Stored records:
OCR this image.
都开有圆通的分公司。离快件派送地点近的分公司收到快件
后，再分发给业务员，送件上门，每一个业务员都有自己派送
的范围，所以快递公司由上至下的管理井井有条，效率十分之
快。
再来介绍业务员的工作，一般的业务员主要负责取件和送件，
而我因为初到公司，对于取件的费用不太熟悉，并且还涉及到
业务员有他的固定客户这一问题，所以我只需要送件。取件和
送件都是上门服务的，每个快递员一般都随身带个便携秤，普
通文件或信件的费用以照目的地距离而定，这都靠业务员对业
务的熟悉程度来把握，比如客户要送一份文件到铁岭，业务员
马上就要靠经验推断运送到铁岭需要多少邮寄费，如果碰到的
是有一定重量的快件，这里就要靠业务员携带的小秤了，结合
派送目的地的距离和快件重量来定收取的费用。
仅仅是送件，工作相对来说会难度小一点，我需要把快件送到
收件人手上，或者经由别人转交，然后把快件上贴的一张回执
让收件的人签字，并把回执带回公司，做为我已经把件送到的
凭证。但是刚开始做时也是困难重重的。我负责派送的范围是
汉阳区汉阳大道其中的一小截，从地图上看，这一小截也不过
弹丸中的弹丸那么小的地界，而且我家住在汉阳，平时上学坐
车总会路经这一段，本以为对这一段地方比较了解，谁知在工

---

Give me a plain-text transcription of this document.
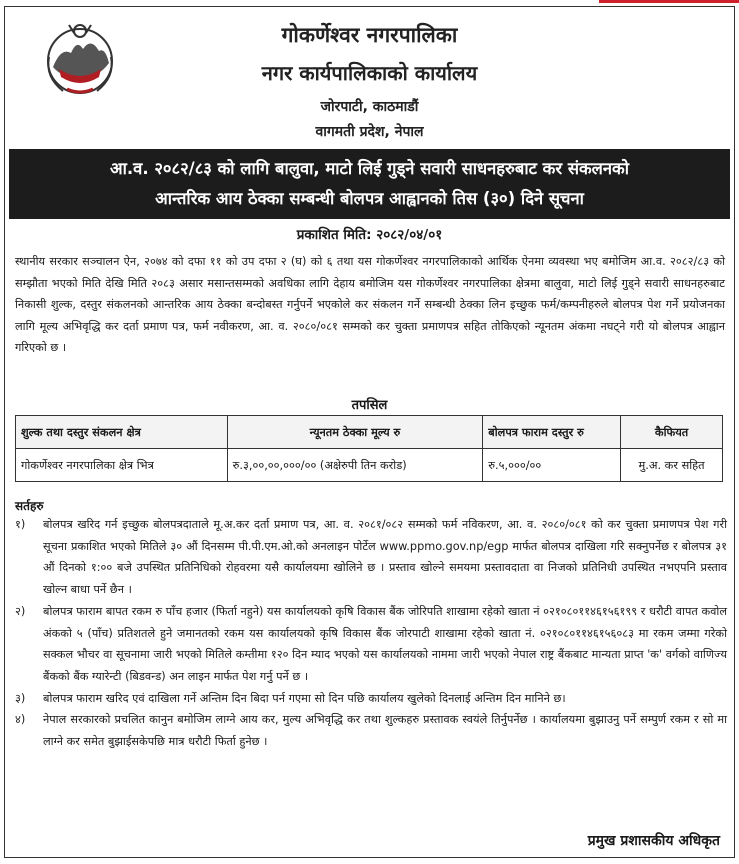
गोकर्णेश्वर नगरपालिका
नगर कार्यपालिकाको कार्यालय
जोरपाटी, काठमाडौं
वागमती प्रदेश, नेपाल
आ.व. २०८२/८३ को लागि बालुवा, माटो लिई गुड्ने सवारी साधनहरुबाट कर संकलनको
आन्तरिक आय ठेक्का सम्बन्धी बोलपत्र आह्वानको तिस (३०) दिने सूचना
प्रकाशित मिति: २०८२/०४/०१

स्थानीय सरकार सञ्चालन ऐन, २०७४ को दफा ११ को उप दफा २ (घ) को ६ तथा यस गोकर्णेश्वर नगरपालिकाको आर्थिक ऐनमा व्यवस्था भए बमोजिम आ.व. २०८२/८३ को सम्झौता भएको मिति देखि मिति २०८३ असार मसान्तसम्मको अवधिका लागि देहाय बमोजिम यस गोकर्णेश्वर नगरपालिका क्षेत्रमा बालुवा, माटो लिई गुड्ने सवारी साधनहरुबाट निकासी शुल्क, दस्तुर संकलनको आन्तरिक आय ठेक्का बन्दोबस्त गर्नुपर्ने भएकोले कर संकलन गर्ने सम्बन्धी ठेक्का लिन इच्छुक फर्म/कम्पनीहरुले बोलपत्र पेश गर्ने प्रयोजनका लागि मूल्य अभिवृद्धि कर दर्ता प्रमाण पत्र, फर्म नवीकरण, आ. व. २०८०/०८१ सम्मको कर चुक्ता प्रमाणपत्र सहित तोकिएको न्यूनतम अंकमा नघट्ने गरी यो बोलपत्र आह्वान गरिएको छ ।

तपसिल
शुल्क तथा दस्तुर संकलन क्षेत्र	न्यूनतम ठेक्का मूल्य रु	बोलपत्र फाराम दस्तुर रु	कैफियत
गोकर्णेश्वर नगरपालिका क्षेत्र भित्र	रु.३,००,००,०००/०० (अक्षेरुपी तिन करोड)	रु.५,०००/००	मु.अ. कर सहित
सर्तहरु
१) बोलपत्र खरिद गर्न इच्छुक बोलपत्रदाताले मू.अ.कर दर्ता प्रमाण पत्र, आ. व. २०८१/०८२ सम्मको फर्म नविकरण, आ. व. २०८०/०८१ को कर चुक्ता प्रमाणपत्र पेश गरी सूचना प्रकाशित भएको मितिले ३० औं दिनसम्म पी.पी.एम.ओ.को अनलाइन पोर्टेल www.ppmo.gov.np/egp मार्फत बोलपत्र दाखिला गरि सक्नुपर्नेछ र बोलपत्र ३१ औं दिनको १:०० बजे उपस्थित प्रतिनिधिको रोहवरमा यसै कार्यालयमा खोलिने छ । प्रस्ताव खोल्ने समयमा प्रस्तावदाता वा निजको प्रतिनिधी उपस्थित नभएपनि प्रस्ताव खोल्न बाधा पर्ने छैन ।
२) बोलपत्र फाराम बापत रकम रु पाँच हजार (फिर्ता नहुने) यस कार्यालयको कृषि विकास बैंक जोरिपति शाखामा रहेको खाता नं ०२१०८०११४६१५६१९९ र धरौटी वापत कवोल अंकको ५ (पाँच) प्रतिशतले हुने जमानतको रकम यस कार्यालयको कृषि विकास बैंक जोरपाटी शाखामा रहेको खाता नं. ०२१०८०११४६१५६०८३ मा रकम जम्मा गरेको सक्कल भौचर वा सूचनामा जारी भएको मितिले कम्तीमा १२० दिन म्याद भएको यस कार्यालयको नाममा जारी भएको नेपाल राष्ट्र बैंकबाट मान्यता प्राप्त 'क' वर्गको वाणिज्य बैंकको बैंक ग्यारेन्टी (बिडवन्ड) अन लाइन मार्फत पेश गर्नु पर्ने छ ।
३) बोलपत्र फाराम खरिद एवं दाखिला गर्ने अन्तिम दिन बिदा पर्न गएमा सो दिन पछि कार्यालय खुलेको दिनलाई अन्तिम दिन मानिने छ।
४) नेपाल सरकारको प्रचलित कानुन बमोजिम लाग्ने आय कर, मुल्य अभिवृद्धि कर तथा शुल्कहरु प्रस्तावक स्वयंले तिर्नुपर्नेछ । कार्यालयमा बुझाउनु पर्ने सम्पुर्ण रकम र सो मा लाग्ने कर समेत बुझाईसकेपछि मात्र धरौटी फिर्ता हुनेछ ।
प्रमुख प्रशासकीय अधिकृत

==

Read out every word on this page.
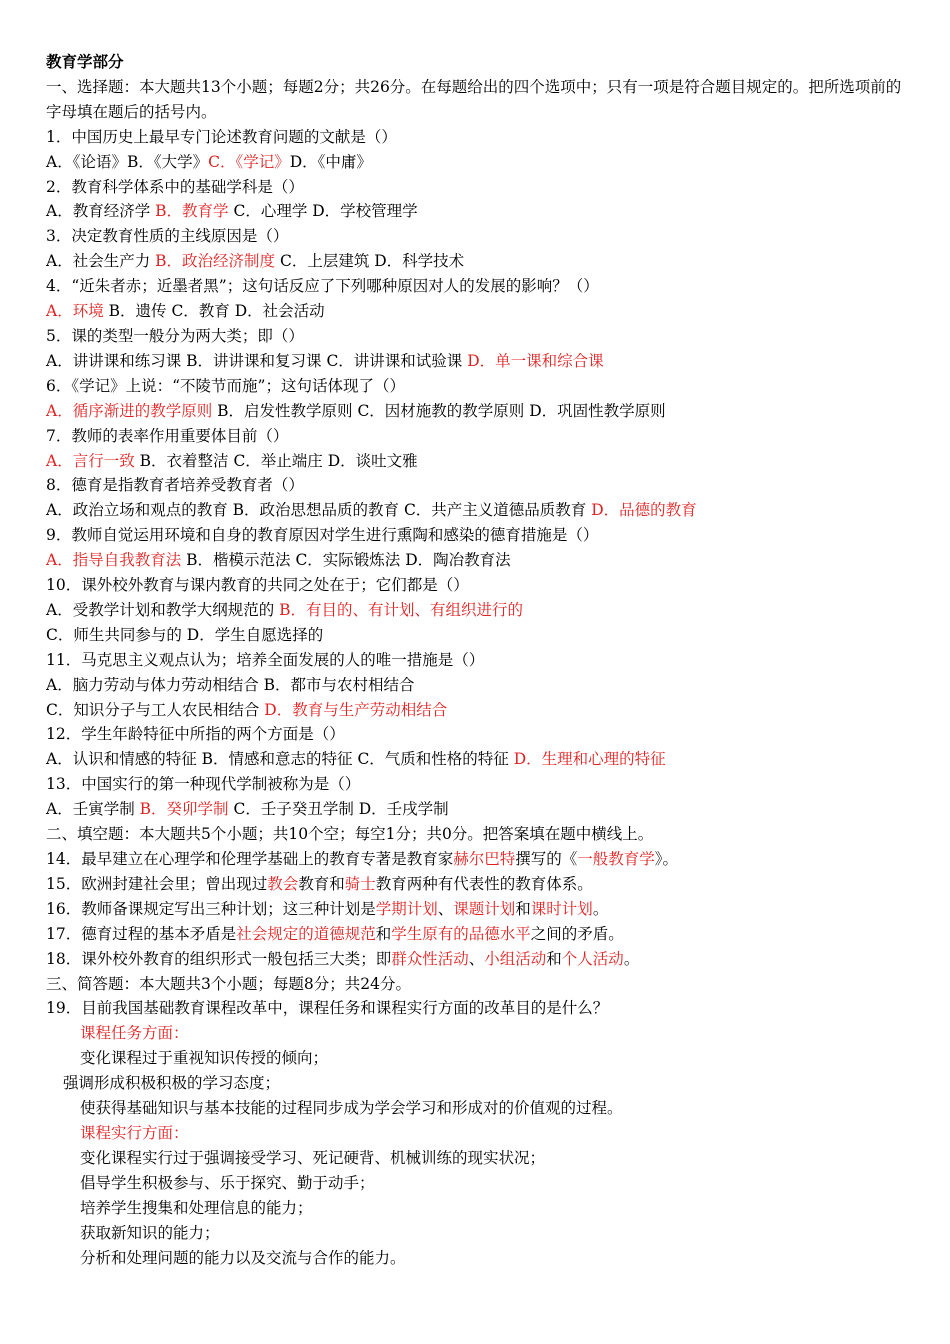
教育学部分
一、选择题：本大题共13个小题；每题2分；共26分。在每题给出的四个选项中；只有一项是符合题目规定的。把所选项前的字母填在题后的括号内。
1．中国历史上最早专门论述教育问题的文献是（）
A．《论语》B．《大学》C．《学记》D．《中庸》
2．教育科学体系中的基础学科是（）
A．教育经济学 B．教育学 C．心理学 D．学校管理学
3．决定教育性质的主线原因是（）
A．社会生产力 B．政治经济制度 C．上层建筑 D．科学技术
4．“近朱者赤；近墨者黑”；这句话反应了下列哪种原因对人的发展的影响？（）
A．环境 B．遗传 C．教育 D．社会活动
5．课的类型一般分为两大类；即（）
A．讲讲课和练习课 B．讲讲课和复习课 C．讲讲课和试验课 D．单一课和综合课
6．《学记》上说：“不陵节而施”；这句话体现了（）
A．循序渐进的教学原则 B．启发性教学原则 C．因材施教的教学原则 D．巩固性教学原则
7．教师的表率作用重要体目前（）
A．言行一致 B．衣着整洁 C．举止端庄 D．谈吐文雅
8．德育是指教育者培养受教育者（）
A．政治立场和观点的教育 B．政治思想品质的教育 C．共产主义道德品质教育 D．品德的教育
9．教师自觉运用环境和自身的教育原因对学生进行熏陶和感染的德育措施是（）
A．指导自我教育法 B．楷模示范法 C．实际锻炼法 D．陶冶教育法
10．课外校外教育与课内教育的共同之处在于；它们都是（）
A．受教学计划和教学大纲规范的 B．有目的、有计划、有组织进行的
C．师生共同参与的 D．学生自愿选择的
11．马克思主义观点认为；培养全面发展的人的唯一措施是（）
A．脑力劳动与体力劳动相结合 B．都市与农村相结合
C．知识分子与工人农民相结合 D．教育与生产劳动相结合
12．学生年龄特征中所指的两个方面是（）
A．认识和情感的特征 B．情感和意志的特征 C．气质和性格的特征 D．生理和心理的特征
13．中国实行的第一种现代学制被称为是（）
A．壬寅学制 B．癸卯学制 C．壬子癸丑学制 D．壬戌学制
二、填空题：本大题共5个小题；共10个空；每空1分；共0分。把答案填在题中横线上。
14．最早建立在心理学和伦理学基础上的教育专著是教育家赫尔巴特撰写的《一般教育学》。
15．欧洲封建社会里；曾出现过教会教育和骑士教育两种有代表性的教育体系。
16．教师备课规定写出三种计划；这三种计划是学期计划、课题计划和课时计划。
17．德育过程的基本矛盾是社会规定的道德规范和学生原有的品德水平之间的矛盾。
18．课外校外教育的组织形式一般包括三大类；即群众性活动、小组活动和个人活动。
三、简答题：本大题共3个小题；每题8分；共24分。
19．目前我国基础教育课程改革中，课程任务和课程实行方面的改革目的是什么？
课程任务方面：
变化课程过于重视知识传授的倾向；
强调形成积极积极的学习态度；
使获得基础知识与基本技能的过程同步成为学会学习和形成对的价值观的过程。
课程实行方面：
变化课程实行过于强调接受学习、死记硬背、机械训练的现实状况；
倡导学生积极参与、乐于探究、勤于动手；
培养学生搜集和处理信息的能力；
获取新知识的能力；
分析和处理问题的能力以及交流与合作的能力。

* **INSTRUCTION**
Filter the listing for the word "this" and copy every line that holds it.

* **SOLVED EXERCISE**
OCR this image.
Give me a plain-text transcription of this document.
Read out every word on this page.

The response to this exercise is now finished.